Examine the entries and show every line in which the word "какъ" is found.
# start of Dataset rows
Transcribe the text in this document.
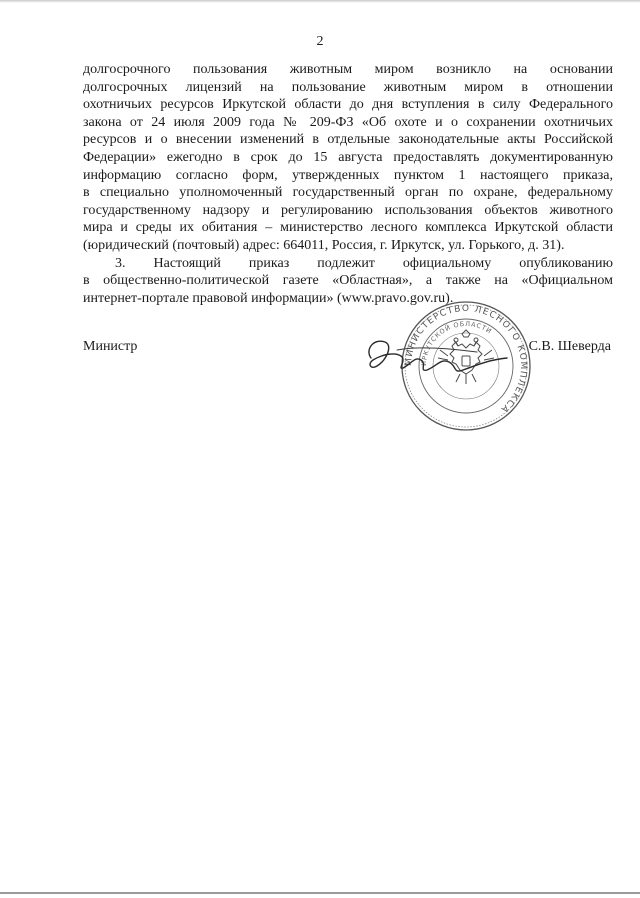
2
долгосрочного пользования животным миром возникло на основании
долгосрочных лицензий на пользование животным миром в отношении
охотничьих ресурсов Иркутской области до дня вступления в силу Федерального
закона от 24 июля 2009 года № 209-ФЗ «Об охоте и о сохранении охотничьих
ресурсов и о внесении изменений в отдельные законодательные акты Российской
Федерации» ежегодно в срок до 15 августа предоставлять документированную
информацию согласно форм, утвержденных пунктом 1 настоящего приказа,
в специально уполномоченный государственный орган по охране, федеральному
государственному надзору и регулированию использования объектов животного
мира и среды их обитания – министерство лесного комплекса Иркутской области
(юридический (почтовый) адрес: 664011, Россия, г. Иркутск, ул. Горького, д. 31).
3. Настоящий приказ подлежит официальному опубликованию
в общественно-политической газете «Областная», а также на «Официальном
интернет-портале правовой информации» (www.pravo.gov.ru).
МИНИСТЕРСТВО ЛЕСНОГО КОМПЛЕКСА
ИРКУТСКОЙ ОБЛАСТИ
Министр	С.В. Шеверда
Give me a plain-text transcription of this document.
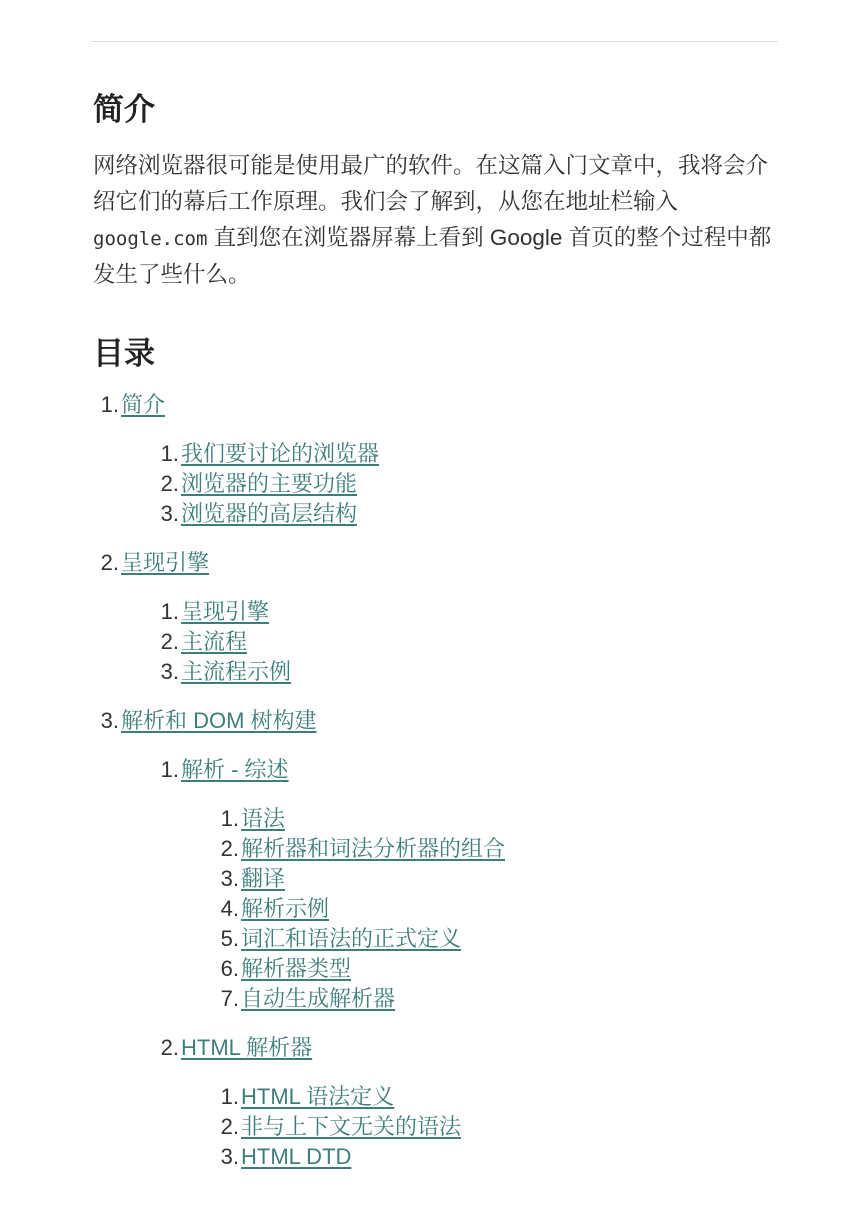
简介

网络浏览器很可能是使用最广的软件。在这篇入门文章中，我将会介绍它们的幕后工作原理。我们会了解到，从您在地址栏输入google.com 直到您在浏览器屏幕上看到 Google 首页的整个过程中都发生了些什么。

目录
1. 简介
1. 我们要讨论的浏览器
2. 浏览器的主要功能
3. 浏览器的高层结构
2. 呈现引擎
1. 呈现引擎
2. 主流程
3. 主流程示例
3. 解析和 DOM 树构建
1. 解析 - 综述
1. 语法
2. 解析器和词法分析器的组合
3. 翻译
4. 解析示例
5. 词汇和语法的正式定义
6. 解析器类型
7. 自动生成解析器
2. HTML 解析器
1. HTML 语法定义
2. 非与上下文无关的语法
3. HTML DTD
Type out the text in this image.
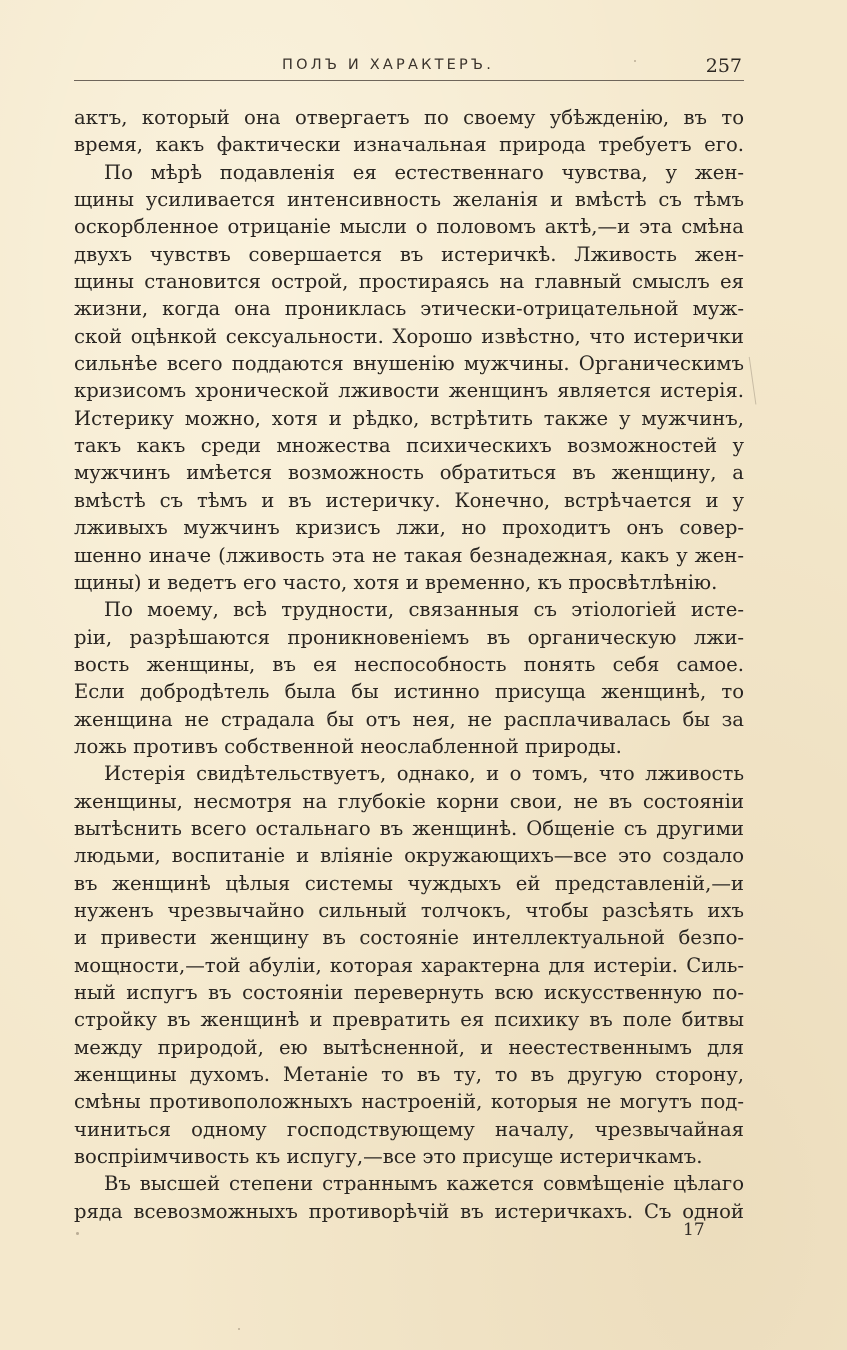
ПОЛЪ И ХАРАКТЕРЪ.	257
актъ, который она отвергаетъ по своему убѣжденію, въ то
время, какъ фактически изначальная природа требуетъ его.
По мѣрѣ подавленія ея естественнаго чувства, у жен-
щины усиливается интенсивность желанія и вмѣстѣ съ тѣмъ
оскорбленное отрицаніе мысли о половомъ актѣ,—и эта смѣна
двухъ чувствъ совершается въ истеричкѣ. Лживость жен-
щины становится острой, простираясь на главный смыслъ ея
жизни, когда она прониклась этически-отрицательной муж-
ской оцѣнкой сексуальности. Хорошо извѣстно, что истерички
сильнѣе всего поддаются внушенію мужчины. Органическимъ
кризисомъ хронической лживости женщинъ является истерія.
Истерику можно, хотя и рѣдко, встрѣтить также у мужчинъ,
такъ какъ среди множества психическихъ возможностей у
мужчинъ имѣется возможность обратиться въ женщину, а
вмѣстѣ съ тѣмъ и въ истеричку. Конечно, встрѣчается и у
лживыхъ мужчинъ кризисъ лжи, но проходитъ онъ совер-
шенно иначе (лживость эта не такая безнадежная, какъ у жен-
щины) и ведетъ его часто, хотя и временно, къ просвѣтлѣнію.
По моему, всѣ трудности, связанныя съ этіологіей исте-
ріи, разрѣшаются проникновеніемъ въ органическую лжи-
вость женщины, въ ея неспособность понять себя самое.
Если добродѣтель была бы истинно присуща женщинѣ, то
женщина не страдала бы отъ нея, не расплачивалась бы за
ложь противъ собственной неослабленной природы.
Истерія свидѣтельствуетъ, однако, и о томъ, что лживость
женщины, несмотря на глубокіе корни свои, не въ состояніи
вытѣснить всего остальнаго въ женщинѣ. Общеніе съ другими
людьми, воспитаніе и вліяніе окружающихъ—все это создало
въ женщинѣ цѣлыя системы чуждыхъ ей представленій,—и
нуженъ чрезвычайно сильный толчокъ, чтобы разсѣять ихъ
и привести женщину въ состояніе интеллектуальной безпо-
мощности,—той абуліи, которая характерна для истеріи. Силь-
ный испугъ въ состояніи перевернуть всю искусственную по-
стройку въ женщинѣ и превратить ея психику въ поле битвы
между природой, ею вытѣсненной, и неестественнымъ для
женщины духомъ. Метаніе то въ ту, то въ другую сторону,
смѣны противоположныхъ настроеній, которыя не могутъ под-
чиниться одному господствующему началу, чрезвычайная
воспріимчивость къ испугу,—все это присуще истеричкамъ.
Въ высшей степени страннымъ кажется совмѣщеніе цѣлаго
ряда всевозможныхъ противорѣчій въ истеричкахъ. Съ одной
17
# end of Dataset rows
# start of Dataset rows
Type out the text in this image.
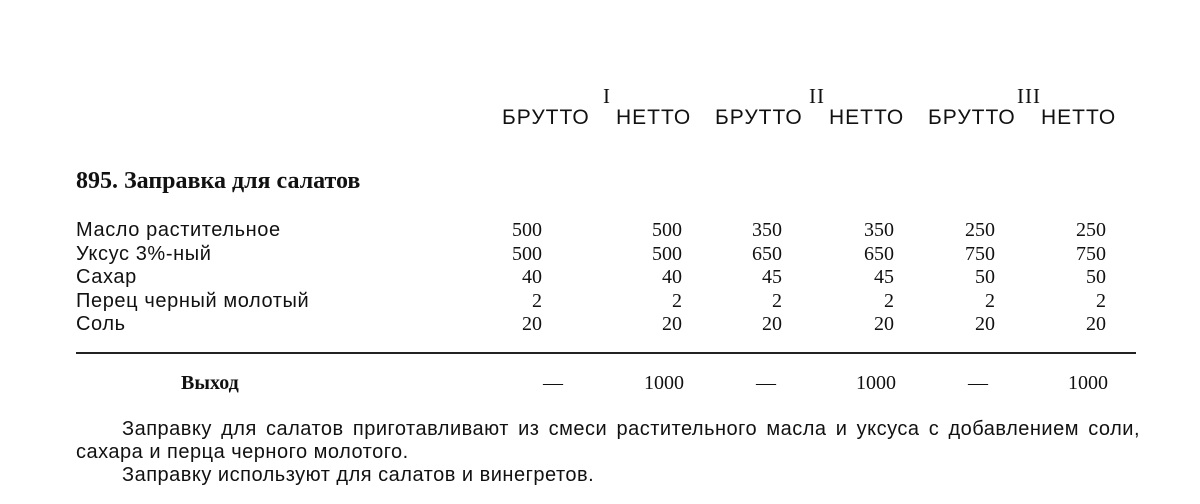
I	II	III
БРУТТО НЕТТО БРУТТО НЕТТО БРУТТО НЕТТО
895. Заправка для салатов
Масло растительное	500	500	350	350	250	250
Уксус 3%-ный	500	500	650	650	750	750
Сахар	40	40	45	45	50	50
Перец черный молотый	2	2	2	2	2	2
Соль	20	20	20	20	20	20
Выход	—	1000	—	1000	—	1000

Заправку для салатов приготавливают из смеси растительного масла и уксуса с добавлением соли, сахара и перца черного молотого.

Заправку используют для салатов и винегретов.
# end of Dataset rows
Solution ->
время, какъ фактически изначальная природа требуетъ его.
такъ какъ среди множества психическихъ возможностей у
шенно иначе (лживость эта не такая безнадежная, какъ у жен-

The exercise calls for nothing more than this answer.